TASK DETAILS >>
Reading the listing below, count the lines that contain the word "color" and give that count alone.

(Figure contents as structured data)
* Begin *
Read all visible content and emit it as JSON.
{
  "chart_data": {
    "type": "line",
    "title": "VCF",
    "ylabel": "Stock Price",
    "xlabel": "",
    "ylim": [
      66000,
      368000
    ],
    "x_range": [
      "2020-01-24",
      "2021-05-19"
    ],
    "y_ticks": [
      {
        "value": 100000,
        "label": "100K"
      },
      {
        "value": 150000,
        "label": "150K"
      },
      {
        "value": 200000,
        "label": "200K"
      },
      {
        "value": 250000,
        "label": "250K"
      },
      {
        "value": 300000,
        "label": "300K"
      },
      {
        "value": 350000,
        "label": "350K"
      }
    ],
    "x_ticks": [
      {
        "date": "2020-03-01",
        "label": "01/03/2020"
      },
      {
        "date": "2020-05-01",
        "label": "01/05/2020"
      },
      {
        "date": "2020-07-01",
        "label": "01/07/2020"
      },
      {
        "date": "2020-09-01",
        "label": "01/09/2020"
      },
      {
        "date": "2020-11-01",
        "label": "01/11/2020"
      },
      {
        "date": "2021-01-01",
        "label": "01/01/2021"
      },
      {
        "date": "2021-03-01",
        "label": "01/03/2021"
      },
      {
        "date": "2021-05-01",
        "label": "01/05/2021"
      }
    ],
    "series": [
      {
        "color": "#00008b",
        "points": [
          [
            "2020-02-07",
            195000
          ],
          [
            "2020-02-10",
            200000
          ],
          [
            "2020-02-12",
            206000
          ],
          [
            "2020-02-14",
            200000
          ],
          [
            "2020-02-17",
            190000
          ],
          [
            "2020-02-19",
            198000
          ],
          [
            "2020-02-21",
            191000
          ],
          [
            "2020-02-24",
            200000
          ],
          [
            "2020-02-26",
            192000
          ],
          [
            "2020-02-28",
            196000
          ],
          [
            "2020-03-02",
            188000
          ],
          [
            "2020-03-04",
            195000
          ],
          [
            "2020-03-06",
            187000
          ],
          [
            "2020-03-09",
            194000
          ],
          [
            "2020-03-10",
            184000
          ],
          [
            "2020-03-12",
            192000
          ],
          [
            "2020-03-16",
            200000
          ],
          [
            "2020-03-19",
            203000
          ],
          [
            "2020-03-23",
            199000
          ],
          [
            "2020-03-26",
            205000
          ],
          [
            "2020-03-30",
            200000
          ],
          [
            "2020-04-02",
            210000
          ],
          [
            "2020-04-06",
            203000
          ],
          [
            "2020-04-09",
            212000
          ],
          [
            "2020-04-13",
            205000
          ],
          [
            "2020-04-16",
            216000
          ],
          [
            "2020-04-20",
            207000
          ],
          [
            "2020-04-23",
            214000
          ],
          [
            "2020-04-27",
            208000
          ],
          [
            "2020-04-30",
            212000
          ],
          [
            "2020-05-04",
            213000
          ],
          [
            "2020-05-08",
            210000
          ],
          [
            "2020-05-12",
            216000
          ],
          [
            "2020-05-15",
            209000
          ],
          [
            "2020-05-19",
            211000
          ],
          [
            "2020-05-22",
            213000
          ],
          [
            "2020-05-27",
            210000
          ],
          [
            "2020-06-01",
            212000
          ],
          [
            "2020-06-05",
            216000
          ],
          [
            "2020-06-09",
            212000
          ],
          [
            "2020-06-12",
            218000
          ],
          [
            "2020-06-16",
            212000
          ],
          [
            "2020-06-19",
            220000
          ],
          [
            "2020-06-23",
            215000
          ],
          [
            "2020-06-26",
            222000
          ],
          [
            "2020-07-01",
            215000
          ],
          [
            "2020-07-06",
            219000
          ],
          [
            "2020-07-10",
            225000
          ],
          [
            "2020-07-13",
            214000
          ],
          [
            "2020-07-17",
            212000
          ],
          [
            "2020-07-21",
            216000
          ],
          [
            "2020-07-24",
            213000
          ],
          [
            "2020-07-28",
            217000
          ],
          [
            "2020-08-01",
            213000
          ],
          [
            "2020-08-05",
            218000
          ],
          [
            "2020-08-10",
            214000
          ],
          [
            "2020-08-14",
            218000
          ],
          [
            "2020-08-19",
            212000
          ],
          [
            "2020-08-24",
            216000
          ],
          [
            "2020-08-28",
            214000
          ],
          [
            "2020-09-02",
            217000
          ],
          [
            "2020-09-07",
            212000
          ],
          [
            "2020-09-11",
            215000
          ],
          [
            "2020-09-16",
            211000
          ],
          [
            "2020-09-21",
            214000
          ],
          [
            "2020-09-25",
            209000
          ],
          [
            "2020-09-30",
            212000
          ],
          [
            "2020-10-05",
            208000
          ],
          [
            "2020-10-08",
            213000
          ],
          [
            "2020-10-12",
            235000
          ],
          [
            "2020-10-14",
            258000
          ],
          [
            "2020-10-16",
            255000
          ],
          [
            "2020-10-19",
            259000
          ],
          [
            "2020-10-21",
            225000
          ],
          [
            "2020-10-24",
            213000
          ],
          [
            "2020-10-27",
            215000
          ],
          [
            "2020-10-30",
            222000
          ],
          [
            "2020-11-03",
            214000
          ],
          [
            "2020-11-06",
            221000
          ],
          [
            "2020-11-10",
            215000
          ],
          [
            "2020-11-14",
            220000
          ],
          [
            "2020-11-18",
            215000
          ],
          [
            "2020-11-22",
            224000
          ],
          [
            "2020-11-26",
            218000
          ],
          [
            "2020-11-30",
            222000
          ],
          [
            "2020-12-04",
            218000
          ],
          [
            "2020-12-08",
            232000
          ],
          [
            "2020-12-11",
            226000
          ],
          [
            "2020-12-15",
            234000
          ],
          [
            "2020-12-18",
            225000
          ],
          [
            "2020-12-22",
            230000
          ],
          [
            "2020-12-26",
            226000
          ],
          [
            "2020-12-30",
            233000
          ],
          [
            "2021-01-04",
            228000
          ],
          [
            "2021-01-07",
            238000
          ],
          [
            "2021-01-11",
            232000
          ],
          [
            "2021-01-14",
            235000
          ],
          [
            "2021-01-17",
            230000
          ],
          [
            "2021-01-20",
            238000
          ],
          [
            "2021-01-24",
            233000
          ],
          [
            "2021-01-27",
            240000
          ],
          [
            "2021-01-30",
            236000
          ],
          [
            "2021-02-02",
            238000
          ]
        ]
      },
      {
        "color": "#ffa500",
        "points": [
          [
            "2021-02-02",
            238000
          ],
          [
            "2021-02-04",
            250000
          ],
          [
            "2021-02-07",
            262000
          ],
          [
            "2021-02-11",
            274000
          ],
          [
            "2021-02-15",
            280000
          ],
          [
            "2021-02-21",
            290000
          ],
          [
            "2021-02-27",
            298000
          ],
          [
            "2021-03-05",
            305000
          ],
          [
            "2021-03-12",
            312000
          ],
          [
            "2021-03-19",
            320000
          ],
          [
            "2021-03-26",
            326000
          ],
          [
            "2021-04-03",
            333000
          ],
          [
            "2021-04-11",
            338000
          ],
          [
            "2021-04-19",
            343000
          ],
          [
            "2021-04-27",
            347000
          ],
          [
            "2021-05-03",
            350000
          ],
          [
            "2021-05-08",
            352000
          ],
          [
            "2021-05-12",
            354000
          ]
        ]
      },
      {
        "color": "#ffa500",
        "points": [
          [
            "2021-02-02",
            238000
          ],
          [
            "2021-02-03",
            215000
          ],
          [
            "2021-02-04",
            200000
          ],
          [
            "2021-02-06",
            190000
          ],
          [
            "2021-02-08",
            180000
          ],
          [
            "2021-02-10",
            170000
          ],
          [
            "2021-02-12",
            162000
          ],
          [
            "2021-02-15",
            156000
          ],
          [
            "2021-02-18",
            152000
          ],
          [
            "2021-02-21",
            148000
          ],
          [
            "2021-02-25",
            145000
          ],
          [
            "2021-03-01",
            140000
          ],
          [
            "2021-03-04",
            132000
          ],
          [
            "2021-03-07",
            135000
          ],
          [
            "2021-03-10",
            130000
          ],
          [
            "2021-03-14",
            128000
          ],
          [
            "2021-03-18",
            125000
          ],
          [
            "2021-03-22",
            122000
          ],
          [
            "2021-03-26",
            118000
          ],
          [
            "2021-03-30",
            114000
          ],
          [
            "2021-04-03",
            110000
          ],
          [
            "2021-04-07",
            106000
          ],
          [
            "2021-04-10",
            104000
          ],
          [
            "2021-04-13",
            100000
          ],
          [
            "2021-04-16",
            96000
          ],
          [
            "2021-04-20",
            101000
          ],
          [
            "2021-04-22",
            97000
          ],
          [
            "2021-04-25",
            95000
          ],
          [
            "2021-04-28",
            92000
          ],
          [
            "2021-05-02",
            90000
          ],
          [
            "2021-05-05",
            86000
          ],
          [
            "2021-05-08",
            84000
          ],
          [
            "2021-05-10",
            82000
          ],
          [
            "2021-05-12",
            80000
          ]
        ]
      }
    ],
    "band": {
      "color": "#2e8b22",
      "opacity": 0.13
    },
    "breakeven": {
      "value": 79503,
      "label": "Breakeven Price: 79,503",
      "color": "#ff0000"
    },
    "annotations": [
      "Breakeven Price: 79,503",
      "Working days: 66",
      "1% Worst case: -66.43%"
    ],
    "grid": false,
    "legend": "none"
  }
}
* End *
ANSWER TO THE TASK >>
5